• **Task objective**
Rewrite as a JSON list of strings, one string per line and no blank lines, everything from the start of the records through the line containing "- mic-control[interactable]: [390, 559, 438, 587]".

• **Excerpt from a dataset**
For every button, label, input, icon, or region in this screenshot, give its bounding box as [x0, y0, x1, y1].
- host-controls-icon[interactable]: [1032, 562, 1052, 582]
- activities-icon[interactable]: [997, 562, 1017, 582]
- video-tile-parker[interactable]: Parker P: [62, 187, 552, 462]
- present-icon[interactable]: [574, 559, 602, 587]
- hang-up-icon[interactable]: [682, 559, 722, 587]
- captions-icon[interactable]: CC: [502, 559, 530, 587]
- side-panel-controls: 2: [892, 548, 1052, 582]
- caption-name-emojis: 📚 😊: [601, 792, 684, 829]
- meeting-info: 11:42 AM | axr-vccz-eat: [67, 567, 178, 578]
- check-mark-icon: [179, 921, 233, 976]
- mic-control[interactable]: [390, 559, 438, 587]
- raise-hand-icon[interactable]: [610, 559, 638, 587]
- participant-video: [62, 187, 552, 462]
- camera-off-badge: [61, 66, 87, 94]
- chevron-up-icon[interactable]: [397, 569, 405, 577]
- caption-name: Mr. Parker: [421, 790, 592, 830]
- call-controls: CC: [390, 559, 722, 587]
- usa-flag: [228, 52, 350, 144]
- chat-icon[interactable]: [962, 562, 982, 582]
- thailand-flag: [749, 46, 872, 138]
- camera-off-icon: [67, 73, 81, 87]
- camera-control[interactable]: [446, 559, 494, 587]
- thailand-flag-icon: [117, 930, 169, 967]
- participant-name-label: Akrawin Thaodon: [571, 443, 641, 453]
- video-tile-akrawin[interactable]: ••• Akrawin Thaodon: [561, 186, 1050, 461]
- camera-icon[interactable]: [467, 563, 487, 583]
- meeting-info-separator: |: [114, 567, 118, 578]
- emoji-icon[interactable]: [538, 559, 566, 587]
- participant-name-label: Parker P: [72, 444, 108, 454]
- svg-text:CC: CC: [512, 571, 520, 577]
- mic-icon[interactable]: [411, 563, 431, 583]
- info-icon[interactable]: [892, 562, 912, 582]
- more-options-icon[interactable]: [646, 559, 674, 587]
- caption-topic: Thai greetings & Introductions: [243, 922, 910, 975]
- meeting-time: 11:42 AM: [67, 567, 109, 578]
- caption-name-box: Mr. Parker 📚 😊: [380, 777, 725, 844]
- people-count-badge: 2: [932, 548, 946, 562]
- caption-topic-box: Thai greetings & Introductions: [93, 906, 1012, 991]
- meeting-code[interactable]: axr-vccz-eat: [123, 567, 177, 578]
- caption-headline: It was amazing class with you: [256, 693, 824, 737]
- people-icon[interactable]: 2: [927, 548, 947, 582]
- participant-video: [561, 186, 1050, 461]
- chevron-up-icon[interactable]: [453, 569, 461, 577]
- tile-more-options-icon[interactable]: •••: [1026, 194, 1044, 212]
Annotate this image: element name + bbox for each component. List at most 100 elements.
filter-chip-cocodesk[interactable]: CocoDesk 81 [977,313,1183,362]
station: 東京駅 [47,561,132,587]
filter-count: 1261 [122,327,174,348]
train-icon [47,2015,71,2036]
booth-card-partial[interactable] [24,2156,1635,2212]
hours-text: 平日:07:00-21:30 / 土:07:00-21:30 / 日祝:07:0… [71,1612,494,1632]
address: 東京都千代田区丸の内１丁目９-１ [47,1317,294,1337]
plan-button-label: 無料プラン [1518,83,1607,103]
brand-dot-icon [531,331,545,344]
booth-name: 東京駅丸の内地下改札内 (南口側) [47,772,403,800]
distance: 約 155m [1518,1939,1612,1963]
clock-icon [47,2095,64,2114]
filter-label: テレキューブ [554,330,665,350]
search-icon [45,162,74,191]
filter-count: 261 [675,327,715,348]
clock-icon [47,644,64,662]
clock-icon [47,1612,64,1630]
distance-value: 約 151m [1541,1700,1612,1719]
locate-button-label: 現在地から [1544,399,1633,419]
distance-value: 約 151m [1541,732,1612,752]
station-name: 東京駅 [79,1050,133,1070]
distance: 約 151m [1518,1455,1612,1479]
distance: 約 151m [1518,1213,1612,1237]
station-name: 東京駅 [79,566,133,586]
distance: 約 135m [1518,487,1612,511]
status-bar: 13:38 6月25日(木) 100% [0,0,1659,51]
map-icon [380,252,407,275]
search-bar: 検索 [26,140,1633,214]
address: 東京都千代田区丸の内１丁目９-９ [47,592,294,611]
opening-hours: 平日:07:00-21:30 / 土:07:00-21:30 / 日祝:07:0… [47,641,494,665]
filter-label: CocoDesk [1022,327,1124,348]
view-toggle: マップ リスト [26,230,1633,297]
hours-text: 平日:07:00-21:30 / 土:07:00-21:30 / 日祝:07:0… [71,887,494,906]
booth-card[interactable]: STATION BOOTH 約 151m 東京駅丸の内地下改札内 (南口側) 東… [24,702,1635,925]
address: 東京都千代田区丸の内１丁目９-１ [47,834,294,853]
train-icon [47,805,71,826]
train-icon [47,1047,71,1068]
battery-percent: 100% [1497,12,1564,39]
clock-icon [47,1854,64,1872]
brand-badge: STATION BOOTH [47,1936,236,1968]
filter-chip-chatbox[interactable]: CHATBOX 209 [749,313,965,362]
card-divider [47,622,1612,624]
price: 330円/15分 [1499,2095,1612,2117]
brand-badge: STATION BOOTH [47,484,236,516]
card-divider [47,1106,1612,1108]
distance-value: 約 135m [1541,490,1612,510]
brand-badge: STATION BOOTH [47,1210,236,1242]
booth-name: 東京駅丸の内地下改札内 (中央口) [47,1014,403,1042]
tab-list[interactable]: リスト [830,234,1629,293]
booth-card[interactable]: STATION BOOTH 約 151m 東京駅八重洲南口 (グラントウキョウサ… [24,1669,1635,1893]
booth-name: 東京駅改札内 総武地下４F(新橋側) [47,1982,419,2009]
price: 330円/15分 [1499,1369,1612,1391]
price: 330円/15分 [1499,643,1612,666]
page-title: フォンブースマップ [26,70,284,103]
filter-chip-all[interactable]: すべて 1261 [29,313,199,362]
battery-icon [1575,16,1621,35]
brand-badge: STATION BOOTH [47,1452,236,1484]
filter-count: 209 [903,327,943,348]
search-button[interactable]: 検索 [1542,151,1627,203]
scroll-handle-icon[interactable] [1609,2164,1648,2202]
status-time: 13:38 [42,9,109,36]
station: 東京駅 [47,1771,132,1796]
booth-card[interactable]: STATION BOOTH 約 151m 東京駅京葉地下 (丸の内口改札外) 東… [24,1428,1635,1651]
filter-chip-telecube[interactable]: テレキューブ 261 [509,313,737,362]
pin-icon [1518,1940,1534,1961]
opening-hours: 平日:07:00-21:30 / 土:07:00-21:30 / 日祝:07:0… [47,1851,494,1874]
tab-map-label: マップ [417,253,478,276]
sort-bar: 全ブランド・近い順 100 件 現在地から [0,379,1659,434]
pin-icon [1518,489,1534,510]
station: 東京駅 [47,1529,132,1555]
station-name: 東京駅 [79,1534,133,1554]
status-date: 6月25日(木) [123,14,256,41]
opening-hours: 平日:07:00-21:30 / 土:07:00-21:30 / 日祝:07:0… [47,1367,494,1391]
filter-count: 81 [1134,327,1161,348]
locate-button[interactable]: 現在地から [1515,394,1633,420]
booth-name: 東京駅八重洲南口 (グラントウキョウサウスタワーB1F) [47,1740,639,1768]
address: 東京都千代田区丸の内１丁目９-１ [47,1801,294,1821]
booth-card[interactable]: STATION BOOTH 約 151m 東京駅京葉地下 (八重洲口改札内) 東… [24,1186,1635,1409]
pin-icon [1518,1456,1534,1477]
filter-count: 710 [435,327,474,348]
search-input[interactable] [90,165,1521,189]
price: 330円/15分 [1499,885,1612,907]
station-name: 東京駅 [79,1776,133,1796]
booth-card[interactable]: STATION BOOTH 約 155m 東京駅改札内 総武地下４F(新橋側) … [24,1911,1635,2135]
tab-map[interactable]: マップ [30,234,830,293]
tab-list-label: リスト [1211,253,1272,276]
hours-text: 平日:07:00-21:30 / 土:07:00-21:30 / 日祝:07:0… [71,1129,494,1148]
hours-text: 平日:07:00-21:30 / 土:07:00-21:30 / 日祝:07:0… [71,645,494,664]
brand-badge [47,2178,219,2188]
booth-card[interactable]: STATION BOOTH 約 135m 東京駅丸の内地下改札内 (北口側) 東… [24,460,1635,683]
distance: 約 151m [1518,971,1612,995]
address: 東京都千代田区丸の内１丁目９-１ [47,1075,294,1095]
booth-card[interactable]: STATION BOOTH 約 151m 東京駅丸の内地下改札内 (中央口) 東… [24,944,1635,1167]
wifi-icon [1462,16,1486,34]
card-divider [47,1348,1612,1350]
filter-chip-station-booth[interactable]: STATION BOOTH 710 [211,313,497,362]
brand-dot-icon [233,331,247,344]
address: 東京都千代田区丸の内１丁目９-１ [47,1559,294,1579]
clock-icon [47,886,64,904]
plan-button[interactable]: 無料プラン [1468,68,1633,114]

• **Answer in full**
[
  "For every button, label, input, icon, or region in this screenshot, give its bounding box as [x0, y0, x1, y1].",
  "- host-controls-icon[interactable]: [1032, 562, 1052, 582]",
  "- activities-icon[interactable]: [997, 562, 1017, 582]",
  "- video-tile-parker[interactable]: Parker P: [62, 187, 552, 462]",
  "- present-icon[interactable]: [574, 559, 602, 587]",
  "- hang-up-icon[interactable]: [682, 559, 722, 587]",
  "- captions-icon[interactable]: CC: [502, 559, 530, 587]",
  "- side-panel-controls: 2: [892, 548, 1052, 582]",
  "- caption-name-emojis: 📚 😊: [601, 792, 684, 829]",
  "- meeting-info: 11:42 AM | axr-vccz-eat: [67, 567, 178, 578]",
  "- check-mark-icon: [179, 921, 233, 976]",
  "- mic-control[interactable]: [390, 559, 438, 587]"
]